WHAT YOU NEED TO DO:
A verbatim copy of the records is required, with all pictures left out.

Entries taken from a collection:

(begin)

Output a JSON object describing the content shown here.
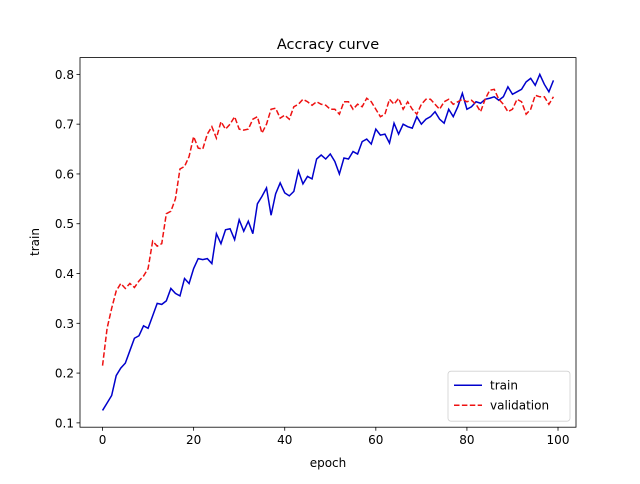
{
  "chart_data": {
    "type": "line",
    "title": "Accracy curve",
    "xlabel": "epoch",
    "ylabel": "train",
    "x": [
      0,
      1,
      2,
      3,
      4,
      5,
      6,
      7,
      8,
      9,
      10,
      11,
      12,
      13,
      14,
      15,
      16,
      17,
      18,
      19,
      20,
      21,
      22,
      23,
      24,
      25,
      26,
      27,
      28,
      29,
      30,
      31,
      32,
      33,
      34,
      35,
      36,
      37,
      38,
      39,
      40,
      41,
      42,
      43,
      44,
      45,
      46,
      47,
      48,
      49,
      50,
      51,
      52,
      53,
      54,
      55,
      56,
      57,
      58,
      59,
      60,
      61,
      62,
      63,
      64,
      65,
      66,
      67,
      68,
      69,
      70,
      71,
      72,
      73,
      74,
      75,
      76,
      77,
      78,
      79,
      80,
      81,
      82,
      83,
      84,
      85,
      86,
      87,
      88,
      89,
      90,
      91,
      92,
      93,
      94,
      95,
      96,
      97,
      98,
      99
    ],
    "series": [
      {
        "name": "train",
        "color": "#0000cc",
        "linestyle": "solid",
        "values": [
          0.125,
          0.14,
          0.155,
          0.195,
          0.21,
          0.22,
          0.245,
          0.27,
          0.275,
          0.295,
          0.29,
          0.315,
          0.34,
          0.338,
          0.345,
          0.37,
          0.36,
          0.355,
          0.39,
          0.38,
          0.41,
          0.43,
          0.428,
          0.43,
          0.42,
          0.48,
          0.46,
          0.488,
          0.49,
          0.468,
          0.508,
          0.485,
          0.505,
          0.48,
          0.54,
          0.555,
          0.572,
          0.517,
          0.56,
          0.582,
          0.562,
          0.556,
          0.565,
          0.606,
          0.58,
          0.595,
          0.59,
          0.63,
          0.638,
          0.63,
          0.64,
          0.625,
          0.6,
          0.632,
          0.63,
          0.645,
          0.64,
          0.665,
          0.67,
          0.66,
          0.69,
          0.678,
          0.68,
          0.662,
          0.702,
          0.68,
          0.7,
          0.695,
          0.692,
          0.715,
          0.7,
          0.71,
          0.715,
          0.725,
          0.71,
          0.702,
          0.73,
          0.715,
          0.735,
          0.762,
          0.73,
          0.735,
          0.745,
          0.742,
          0.75,
          0.752,
          0.755,
          0.748,
          0.755,
          0.775,
          0.76,
          0.765,
          0.77,
          0.785,
          0.792,
          0.778,
          0.8,
          0.78,
          0.765,
          0.788
        ]
      },
      {
        "name": "validation",
        "color": "#ee1111",
        "linestyle": "dashed",
        "values": [
          0.215,
          0.29,
          0.33,
          0.365,
          0.38,
          0.37,
          0.38,
          0.372,
          0.385,
          0.395,
          0.41,
          0.465,
          0.455,
          0.46,
          0.52,
          0.525,
          0.55,
          0.61,
          0.615,
          0.635,
          0.675,
          0.652,
          0.65,
          0.68,
          0.695,
          0.672,
          0.705,
          0.69,
          0.7,
          0.715,
          0.69,
          0.688,
          0.69,
          0.71,
          0.715,
          0.682,
          0.7,
          0.73,
          0.732,
          0.712,
          0.718,
          0.71,
          0.735,
          0.74,
          0.75,
          0.745,
          0.738,
          0.745,
          0.74,
          0.738,
          0.73,
          0.73,
          0.72,
          0.745,
          0.745,
          0.73,
          0.74,
          0.735,
          0.752,
          0.745,
          0.73,
          0.715,
          0.72,
          0.75,
          0.74,
          0.752,
          0.73,
          0.745,
          0.73,
          0.72,
          0.74,
          0.75,
          0.75,
          0.74,
          0.73,
          0.745,
          0.75,
          0.74,
          0.745,
          0.75,
          0.745,
          0.748,
          0.74,
          0.725,
          0.75,
          0.768,
          0.77,
          0.75,
          0.74,
          0.725,
          0.73,
          0.75,
          0.745,
          0.72,
          0.73,
          0.758,
          0.755,
          0.755,
          0.74,
          0.755
        ]
      }
    ],
    "xlim": [
      -4.95,
      103.95
    ],
    "ylim": [
      0.0913,
      0.8337
    ],
    "xticks": [
      0,
      20,
      40,
      60,
      80,
      100
    ],
    "yticks": [
      0.1,
      0.2,
      0.3,
      0.4,
      0.5,
      0.6,
      0.7,
      0.8
    ],
    "legend": "lower right"
  }
}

(end)

ANSWER TO THIS EXERCISE:
Output a JSON object describing the content shown here.
{
  "chart_data": {
    "type": "line",
    "title": "Accracy curve",
    "xlabel": "epoch",
    "ylabel": "train",
    "x": [
      0,
      1,
      2,
      3,
      4,
      5,
      6,
      7,
      8,
      9,
      10,
      11,
      12,
      13,
      14,
      15,
      16,
      17,
      18,
      19,
      20,
      21,
      22,
      23,
      24,
      25,
      26,
      27,
      28,
      29,
      30,
      31,
      32,
      33,
      34,
      35,
      36,
      37,
      38,
      39,
      40,
      41,
      42,
      43,
      44,
      45,
      46,
      47,
      48,
      49,
      50,
      51,
      52,
      53,
      54,
      55,
      56,
      57,
      58,
      59,
      60,
      61,
      62,
      63,
      64,
      65,
      66,
      67,
      68,
      69,
      70,
      71,
      72,
      73,
      74,
      75,
      76,
      77,
      78,
      79,
      80,
      81,
      82,
      83,
      84,
      85,
      86,
      87,
      88,
      89,
      90,
      91,
      92,
      93,
      94,
      95,
      96,
      97,
      98,
      99
    ],
    "series": [
      {
        "name": "train",
        "color": "#0000cc",
        "linestyle": "solid",
        "values": [
          0.125,
          0.14,
          0.155,
          0.195,
          0.21,
          0.22,
          0.245,
          0.27,
          0.275,
          0.295,
          0.29,
          0.315,
          0.34,
          0.338,
          0.345,
          0.37,
          0.36,
          0.355,
          0.39,
          0.38,
          0.41,
          0.43,
          0.428,
          0.43,
          0.42,
          0.48,
          0.46,
          0.488,
          0.49,
          0.468,
          0.508,
          0.485,
          0.505,
          0.48,
          0.54,
          0.555,
          0.572,
          0.517,
          0.56,
          0.582,
          0.562,
          0.556,
          0.565,
          0.606,
          0.58,
          0.595,
          0.59,
          0.63,
          0.638,
          0.63,
          0.64,
          0.625,
          0.6,
          0.632,
          0.63,
          0.645,
          0.64,
          0.665,
          0.67,
          0.66,
          0.69,
          0.678,
          0.68,
          0.662,
          0.702,
          0.68,
          0.7,
          0.695,
          0.692,
          0.715,
          0.7,
          0.71,
          0.715,
          0.725,
          0.71,
          0.702,
          0.73,
          0.715,
          0.735,
          0.762,
          0.73,
          0.735,
          0.745,
          0.742,
          0.75,
          0.752,
          0.755,
          0.748,
          0.755,
          0.775,
          0.76,
          0.765,
          0.77,
          0.785,
          0.792,
          0.778,
          0.8,
          0.78,
          0.765,
          0.788
        ]
      },
      {
        "name": "validation",
        "color": "#ee1111",
        "linestyle": "dashed",
        "values": [
          0.215,
          0.29,
          0.33,
          0.365,
          0.38,
          0.37,
          0.38,
          0.372,
          0.385,
          0.395,
          0.41,
          0.465,
          0.455,
          0.46,
          0.52,
          0.525,
          0.55,
          0.61,
          0.615,
          0.635,
          0.675,
          0.652,
          0.65,
          0.68,
          0.695,
          0.672,
          0.705,
          0.69,
          0.7,
          0.715,
          0.69,
          0.688,
          0.69,
          0.71,
          0.715,
          0.682,
          0.7,
          0.73,
          0.732,
          0.712,
          0.718,
          0.71,
          0.735,
          0.74,
          0.75,
          0.745,
          0.738,
          0.745,
          0.74,
          0.738,
          0.73,
          0.73,
          0.72,
          0.745,
          0.745,
          0.73,
          0.74,
          0.735,
          0.752,
          0.745,
          0.73,
          0.715,
          0.72,
          0.75,
          0.74,
          0.752,
          0.73,
          0.745,
          0.73,
          0.72,
          0.74,
          0.75,
          0.75,
          0.74,
          0.73,
          0.745,
          0.75,
          0.74,
          0.745,
          0.75,
          0.745,
          0.748,
          0.74,
          0.725,
          0.75,
          0.768,
          0.77,
          0.75,
          0.74,
          0.725,
          0.73,
          0.75,
          0.745,
          0.72,
          0.73,
          0.758,
          0.755,
          0.755,
          0.74,
          0.755
        ]
      }
    ],
    "xlim": [
      -4.95,
      103.95
    ],
    "ylim": [
      0.0913,
      0.8337
    ],
    "xticks": [
      0,
      20,
      40,
      60,
      80,
      100
    ],
    "yticks": [
      0.1,
      0.2,
      0.3,
      0.4,
      0.5,
      0.6,
      0.7,
      0.8
    ],
    "legend": "lower right"
  }
}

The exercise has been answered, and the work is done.